■ **WHAT TO WORK ON**:
Copy all lines of the listing that include the string "излучения".

■ **PROVIDED MATERIAL**:
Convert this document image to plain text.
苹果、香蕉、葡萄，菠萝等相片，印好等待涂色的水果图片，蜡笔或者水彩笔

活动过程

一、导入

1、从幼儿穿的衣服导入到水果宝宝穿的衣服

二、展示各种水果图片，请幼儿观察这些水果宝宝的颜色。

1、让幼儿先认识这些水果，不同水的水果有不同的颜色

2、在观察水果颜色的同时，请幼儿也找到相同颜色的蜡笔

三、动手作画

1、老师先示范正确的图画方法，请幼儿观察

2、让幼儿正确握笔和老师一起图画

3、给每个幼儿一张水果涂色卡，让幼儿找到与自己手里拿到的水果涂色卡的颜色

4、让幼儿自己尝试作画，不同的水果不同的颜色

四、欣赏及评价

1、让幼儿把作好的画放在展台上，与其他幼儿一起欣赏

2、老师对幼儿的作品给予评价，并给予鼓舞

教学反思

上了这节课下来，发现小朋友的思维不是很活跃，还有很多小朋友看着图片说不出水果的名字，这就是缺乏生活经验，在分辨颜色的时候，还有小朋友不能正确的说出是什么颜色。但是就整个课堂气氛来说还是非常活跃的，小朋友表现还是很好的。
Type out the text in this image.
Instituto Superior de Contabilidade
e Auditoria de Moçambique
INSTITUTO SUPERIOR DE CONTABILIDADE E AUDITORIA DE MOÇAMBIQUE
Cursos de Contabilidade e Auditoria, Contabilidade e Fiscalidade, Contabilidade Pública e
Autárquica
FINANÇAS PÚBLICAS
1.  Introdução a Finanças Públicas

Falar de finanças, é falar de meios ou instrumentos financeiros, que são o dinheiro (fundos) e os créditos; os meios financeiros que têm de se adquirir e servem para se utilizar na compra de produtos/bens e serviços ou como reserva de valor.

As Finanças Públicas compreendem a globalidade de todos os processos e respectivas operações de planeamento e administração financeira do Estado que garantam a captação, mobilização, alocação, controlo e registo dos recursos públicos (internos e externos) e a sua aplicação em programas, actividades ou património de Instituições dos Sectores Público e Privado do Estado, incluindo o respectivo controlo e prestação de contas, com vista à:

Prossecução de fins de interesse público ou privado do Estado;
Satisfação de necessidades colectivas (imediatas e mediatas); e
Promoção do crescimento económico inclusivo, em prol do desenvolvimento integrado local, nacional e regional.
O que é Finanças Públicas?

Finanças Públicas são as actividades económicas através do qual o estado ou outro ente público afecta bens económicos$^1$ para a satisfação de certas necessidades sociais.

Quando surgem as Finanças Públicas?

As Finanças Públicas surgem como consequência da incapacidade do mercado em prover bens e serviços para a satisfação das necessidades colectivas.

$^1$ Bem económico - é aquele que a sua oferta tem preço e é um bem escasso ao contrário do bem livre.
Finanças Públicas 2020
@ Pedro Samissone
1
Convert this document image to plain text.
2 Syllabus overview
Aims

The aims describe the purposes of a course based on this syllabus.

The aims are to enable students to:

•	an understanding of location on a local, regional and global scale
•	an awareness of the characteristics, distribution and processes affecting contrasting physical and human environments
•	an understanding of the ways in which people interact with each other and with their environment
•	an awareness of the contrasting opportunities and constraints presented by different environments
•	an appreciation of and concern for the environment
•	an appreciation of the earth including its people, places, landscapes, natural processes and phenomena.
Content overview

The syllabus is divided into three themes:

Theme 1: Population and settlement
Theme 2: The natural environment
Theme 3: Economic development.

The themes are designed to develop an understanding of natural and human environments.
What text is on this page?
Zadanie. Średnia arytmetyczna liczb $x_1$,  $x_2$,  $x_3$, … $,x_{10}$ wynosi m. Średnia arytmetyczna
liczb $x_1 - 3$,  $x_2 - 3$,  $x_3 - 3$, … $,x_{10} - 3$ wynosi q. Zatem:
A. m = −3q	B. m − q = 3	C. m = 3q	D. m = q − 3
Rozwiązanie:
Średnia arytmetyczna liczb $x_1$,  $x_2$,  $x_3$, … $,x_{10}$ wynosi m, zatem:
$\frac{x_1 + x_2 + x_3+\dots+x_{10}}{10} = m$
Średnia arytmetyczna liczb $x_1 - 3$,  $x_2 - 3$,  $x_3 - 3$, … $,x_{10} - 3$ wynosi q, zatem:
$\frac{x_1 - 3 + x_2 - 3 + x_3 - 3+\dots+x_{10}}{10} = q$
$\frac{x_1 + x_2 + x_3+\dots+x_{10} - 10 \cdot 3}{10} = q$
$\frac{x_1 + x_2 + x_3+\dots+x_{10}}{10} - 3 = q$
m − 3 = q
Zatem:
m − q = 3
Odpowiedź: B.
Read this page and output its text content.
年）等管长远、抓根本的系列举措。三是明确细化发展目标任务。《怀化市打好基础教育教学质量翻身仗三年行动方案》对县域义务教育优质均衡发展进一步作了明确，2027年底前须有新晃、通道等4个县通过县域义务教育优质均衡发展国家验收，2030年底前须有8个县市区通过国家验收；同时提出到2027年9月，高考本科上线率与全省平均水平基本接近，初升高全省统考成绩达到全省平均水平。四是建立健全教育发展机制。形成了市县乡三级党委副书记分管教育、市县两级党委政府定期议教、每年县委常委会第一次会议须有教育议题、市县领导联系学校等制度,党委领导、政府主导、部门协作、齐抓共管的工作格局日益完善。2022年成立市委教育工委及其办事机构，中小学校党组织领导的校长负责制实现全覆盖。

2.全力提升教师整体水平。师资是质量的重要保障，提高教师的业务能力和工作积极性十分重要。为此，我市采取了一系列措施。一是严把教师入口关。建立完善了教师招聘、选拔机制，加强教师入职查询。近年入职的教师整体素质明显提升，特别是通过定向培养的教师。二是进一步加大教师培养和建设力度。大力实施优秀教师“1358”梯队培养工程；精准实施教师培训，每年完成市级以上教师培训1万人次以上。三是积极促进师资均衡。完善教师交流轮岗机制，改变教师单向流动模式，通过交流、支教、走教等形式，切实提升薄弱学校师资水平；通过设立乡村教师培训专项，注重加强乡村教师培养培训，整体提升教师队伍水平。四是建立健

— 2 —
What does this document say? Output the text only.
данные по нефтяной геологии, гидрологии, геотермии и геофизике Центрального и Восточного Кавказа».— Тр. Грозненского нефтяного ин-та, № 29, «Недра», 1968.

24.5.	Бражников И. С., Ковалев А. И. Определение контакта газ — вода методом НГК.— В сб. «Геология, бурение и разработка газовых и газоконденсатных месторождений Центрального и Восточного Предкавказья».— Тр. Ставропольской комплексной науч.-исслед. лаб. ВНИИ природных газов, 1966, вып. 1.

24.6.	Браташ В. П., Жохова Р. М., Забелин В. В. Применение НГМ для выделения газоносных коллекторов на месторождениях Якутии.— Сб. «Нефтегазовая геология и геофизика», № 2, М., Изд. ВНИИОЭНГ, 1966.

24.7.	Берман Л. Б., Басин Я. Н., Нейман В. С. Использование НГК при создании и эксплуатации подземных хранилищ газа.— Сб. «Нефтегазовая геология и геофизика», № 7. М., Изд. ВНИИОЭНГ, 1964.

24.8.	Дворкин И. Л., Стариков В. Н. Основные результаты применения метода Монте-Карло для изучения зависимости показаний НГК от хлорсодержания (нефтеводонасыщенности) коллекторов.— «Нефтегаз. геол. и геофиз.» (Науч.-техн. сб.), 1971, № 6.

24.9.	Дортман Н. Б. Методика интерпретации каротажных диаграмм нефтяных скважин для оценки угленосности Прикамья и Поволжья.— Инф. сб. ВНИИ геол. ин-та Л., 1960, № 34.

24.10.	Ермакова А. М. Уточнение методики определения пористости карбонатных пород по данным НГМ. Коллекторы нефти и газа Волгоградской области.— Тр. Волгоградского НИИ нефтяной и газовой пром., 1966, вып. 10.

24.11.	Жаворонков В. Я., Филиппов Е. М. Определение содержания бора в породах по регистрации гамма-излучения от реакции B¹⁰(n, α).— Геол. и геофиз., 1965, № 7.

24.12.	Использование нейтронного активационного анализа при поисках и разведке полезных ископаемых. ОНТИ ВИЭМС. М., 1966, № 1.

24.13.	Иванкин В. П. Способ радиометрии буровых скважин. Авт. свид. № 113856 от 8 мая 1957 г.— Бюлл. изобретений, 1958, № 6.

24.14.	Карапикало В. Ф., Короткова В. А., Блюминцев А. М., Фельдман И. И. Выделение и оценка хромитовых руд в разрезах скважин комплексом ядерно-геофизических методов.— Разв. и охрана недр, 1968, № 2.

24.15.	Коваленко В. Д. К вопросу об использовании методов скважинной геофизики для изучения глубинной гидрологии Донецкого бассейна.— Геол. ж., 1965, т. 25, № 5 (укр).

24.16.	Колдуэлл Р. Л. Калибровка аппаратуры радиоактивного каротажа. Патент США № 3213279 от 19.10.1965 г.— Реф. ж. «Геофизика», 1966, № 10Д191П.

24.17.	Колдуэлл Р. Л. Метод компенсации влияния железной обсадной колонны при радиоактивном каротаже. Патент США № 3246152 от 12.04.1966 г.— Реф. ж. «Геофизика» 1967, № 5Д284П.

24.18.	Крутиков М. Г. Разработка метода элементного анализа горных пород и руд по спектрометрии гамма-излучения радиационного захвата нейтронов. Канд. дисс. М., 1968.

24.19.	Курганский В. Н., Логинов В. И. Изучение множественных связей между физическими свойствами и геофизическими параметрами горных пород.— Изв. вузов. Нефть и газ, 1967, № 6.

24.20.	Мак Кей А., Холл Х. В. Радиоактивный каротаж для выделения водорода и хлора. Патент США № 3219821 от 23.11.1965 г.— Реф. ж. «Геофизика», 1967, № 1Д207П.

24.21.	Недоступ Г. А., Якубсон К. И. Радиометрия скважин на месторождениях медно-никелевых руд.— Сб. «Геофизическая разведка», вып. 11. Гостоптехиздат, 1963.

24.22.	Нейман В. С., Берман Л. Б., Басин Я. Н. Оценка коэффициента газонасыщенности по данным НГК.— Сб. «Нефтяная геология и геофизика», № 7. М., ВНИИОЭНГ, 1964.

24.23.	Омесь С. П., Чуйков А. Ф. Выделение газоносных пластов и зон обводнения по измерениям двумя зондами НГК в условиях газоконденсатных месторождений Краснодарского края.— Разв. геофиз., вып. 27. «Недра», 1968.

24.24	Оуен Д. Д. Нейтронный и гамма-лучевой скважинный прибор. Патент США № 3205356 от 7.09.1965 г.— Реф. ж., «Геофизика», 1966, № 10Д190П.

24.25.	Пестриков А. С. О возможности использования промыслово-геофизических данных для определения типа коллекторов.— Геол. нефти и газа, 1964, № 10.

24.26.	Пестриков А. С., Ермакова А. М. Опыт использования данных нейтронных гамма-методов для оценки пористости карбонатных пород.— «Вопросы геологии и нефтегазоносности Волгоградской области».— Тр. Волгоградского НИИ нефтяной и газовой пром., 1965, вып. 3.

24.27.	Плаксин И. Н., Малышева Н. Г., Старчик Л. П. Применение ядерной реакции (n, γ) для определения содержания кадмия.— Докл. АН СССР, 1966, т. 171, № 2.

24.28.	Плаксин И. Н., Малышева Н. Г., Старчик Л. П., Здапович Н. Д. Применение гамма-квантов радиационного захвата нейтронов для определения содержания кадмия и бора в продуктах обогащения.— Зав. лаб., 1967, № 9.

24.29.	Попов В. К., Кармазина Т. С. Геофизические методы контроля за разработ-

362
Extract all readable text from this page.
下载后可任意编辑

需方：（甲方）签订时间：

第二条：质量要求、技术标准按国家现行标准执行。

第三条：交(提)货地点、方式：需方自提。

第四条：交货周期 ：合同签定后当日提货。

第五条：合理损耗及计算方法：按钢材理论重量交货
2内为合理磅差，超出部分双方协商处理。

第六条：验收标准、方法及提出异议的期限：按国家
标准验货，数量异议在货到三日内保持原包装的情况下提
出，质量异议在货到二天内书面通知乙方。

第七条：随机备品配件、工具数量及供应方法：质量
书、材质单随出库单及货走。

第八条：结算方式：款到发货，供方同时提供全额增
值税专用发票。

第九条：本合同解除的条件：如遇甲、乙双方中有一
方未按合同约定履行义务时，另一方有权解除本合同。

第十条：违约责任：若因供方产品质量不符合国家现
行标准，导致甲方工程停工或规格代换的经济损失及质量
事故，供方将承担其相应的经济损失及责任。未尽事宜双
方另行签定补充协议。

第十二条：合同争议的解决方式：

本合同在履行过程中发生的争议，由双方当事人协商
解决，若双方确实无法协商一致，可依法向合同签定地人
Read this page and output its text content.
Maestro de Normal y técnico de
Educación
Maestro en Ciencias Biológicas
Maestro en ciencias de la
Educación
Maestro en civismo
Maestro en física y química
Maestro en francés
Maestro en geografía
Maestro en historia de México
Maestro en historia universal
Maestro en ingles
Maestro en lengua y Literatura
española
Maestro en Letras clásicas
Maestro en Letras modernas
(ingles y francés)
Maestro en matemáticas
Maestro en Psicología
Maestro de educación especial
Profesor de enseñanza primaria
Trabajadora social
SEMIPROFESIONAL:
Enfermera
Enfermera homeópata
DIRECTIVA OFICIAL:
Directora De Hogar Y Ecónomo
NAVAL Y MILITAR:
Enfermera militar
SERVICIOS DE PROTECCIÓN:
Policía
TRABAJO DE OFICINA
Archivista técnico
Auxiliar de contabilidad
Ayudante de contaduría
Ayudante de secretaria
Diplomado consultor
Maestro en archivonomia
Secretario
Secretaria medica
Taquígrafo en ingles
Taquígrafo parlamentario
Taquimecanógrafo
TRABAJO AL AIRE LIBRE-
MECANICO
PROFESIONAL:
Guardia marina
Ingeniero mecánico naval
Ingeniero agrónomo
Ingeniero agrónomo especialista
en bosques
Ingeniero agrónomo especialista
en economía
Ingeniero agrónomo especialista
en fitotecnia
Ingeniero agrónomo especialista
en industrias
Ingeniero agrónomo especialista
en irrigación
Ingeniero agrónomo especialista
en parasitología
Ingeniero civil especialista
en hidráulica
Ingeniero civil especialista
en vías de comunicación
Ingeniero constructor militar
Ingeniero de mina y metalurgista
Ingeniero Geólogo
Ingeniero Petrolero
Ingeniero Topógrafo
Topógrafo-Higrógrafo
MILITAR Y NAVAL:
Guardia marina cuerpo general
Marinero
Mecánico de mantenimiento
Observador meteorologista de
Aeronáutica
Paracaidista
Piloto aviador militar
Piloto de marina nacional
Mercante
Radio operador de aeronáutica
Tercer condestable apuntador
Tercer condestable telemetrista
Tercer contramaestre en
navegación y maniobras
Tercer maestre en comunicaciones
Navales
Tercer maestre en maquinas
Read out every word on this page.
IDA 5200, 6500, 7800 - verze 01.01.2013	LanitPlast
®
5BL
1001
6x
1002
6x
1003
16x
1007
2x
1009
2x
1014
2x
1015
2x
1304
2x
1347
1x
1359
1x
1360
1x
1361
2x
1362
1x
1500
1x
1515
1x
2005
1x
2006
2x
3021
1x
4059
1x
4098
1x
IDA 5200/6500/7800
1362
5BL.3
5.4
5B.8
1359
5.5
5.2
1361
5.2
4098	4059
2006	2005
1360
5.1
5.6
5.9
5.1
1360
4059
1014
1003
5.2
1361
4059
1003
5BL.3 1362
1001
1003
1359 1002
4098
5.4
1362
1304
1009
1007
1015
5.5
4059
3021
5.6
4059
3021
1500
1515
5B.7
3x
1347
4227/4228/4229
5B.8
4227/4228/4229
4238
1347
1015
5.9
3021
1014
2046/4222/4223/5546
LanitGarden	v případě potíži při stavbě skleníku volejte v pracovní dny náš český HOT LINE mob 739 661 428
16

■ **TASK ANSWER**:
24.11.	Жаворонков В. Я., Филиппов Е. М. Определение содержания бора в породах по регистрации гамма-излучения от реакции B¹⁰(n, α).— Геол. и геофиз., 1965, № 7.
24.18.	Крутиков М. Г. Разработка метода элементного анализа горных пород и руд по спектрометрии гамма-излучения радиационного захвата нейтронов. Канд. дисс. М., 1968.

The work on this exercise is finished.